Reproduce each line exactly.

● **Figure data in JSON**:

┌──

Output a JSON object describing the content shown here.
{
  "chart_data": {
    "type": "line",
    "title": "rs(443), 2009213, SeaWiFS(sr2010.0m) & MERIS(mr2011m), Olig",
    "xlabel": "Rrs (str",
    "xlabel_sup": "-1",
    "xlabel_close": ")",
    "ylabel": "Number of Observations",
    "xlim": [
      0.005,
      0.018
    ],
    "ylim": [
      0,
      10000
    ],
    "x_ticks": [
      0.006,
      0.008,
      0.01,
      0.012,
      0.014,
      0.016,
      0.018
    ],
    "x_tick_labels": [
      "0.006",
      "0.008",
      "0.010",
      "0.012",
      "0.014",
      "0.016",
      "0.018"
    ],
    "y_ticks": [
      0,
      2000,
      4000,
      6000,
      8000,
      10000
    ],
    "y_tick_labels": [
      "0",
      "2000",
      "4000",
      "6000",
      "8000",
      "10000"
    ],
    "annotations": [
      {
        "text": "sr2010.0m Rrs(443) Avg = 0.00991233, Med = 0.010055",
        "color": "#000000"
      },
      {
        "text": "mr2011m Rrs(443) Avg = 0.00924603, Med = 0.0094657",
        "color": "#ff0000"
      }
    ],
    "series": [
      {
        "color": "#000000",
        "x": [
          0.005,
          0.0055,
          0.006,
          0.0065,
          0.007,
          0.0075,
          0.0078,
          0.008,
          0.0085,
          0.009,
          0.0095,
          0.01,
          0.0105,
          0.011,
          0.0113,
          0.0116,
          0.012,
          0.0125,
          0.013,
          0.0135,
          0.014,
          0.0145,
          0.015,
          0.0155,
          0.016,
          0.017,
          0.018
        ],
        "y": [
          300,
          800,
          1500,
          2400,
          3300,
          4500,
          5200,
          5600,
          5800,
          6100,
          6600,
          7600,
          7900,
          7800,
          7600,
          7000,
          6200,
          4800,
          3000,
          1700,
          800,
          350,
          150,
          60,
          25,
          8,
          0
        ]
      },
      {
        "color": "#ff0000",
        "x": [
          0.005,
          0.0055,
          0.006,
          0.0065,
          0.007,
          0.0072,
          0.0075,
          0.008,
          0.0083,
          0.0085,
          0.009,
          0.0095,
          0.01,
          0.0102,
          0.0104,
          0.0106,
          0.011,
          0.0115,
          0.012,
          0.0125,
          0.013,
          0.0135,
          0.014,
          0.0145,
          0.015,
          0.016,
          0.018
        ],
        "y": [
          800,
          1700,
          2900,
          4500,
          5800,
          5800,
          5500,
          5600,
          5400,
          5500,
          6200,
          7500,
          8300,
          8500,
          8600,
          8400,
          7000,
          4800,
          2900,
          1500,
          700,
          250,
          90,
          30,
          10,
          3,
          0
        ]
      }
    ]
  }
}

└──

● **Result of the exercise**:
Output a JSON object describing the content shown here.
{
  "chart_data": {
    "type": "line",
    "title": "rs(443), 2009213, SeaWiFS(sr2010.0m) & MERIS(mr2011m), Olig",
    "xlabel": "Rrs (str",
    "xlabel_sup": "-1",
    "xlabel_close": ")",
    "ylabel": "Number of Observations",
    "xlim": [
      0.005,
      0.018
    ],
    "ylim": [
      0,
      10000
    ],
    "x_ticks": [
      0.006,
      0.008,
      0.01,
      0.012,
      0.014,
      0.016,
      0.018
    ],
    "x_tick_labels": [
      "0.006",
      "0.008",
      "0.010",
      "0.012",
      "0.014",
      "0.016",
      "0.018"
    ],
    "y_ticks": [
      0,
      2000,
      4000,
      6000,
      8000,
      10000
    ],
    "y_tick_labels": [
      "0",
      "2000",
      "4000",
      "6000",
      "8000",
      "10000"
    ],
    "annotations": [
      {
        "text": "sr2010.0m Rrs(443) Avg = 0.00991233, Med = 0.010055",
        "color": "#000000"
      },
      {
        "text": "mr2011m Rrs(443) Avg = 0.00924603, Med = 0.0094657",
        "color": "#ff0000"
      }
    ],
    "series": [
      {
        "color": "#000000",
        "x": [
          0.005,
          0.0055,
          0.006,
          0.0065,
          0.007,
          0.0075,
          0.0078,
          0.008,
          0.0085,
          0.009,
          0.0095,
          0.01,
          0.0105,
          0.011,
          0.0113,
          0.0116,
          0.012,
          0.0125,
          0.013,
          0.0135,
          0.014,
          0.0145,
          0.015,
          0.0155,
          0.016,
          0.017,
          0.018
        ],
        "y": [
          300,
          800,
          1500,
          2400,
          3300,
          4500,
          5200,
          5600,
          5800,
          6100,
          6600,
          7600,
          7900,
          7800,
          7600,
          7000,
          6200,
          4800,
          3000,
          1700,
          800,
          350,
          150,
          60,
          25,
          8,
          0
        ]
      },
      {
        "color": "#ff0000",
        "x": [
          0.005,
          0.0055,
          0.006,
          0.0065,
          0.007,
          0.0072,
          0.0075,
          0.008,
          0.0083,
          0.0085,
          0.009,
          0.0095,
          0.01,
          0.0102,
          0.0104,
          0.0106,
          0.011,
          0.0115,
          0.012,
          0.0125,
          0.013,
          0.0135,
          0.014,
          0.0145,
          0.015,
          0.016,
          0.018
        ],
        "y": [
          800,
          1700,
          2900,
          4500,
          5800,
          5800,
          5500,
          5600,
          5400,
          5500,
          6200,
          7500,
          8300,
          8500,
          8600,
          8400,
          7000,
          4800,
          2900,
          1500,
          700,
          250,
          90,
          30,
          10,
          3,
          0
        ]
      }
    ]
  }
}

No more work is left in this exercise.